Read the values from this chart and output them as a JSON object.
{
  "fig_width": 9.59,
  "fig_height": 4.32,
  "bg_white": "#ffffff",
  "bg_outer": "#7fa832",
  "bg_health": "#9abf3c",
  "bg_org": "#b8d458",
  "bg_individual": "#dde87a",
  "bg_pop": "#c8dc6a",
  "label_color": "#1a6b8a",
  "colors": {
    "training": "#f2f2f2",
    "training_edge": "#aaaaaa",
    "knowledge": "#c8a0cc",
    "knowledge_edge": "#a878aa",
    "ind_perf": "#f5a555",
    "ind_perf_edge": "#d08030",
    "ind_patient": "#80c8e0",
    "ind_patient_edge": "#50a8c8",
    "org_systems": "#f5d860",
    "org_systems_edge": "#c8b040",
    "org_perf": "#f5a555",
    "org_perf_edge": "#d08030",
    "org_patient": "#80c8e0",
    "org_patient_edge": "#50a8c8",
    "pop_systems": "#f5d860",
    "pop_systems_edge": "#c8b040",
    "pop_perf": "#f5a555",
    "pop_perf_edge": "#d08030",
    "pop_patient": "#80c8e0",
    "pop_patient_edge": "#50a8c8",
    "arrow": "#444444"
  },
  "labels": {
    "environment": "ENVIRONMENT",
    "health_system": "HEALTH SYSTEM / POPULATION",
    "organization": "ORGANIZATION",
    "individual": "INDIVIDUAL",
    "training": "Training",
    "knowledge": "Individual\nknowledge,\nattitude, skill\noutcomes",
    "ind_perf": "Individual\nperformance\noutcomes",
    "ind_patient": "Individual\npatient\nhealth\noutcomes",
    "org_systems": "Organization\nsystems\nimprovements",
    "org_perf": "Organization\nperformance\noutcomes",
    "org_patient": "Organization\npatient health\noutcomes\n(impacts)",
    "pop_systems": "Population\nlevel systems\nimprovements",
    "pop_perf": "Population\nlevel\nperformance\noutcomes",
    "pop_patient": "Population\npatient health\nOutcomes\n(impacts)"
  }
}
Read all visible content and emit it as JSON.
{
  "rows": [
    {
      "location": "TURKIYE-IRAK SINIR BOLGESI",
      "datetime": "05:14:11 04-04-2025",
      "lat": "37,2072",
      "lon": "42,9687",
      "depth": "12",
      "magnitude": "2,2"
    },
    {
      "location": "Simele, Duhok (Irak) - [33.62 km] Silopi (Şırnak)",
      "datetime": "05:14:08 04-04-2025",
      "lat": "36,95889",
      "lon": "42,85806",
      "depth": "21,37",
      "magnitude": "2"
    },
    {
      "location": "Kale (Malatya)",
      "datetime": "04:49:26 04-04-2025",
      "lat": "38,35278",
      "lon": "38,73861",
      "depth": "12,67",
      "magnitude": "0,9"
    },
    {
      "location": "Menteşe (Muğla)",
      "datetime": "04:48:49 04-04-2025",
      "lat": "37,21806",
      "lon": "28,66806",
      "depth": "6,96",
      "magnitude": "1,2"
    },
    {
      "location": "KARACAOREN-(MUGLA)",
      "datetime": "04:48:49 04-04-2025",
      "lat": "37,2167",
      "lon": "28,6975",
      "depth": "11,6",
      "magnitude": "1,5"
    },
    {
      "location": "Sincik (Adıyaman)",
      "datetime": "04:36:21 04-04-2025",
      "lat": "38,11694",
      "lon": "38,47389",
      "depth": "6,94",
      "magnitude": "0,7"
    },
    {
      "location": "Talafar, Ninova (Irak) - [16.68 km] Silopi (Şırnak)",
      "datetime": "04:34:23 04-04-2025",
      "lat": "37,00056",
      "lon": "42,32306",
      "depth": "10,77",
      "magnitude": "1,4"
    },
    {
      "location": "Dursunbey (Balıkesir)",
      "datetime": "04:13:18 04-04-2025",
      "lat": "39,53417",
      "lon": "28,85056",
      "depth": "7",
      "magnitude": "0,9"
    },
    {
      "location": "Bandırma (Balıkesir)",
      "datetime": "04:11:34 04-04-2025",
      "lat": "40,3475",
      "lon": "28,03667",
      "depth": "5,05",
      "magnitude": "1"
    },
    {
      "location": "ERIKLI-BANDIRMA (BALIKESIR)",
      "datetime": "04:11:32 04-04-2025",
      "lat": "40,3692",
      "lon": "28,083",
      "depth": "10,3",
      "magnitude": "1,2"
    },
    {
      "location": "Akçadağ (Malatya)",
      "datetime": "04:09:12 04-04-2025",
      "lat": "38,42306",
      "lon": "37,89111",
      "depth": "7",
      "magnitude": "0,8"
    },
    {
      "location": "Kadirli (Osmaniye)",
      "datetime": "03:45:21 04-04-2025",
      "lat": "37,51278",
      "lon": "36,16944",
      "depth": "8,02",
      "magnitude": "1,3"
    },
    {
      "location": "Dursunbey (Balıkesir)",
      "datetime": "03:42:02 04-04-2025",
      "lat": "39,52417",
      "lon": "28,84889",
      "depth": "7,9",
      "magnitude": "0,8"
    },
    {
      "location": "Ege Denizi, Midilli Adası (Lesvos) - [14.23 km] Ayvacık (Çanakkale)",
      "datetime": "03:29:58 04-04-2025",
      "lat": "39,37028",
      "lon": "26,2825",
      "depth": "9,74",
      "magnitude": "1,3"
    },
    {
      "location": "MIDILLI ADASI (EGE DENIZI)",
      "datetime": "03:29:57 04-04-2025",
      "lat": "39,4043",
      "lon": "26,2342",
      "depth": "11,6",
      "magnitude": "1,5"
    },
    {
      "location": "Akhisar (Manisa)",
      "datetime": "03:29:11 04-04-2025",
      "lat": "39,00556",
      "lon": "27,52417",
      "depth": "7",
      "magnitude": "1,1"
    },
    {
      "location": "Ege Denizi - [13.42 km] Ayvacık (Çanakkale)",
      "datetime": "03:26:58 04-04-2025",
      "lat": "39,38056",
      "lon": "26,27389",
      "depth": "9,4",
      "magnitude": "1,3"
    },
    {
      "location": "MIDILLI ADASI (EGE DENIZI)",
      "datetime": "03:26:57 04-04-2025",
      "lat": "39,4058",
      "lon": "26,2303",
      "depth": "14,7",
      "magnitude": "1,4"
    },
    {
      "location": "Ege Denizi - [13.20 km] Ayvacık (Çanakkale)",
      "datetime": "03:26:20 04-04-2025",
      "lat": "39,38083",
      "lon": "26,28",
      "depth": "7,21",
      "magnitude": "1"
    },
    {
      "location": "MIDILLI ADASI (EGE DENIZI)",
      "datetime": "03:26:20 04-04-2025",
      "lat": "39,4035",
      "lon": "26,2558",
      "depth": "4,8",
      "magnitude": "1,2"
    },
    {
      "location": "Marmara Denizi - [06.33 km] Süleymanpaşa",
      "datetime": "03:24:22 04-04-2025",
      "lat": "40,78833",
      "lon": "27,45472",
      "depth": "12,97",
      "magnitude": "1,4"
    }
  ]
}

> **Short problem**
Indicate how many lines of the material include the word "nimprovements"; the number alone is required.

> **Solved exercise**
2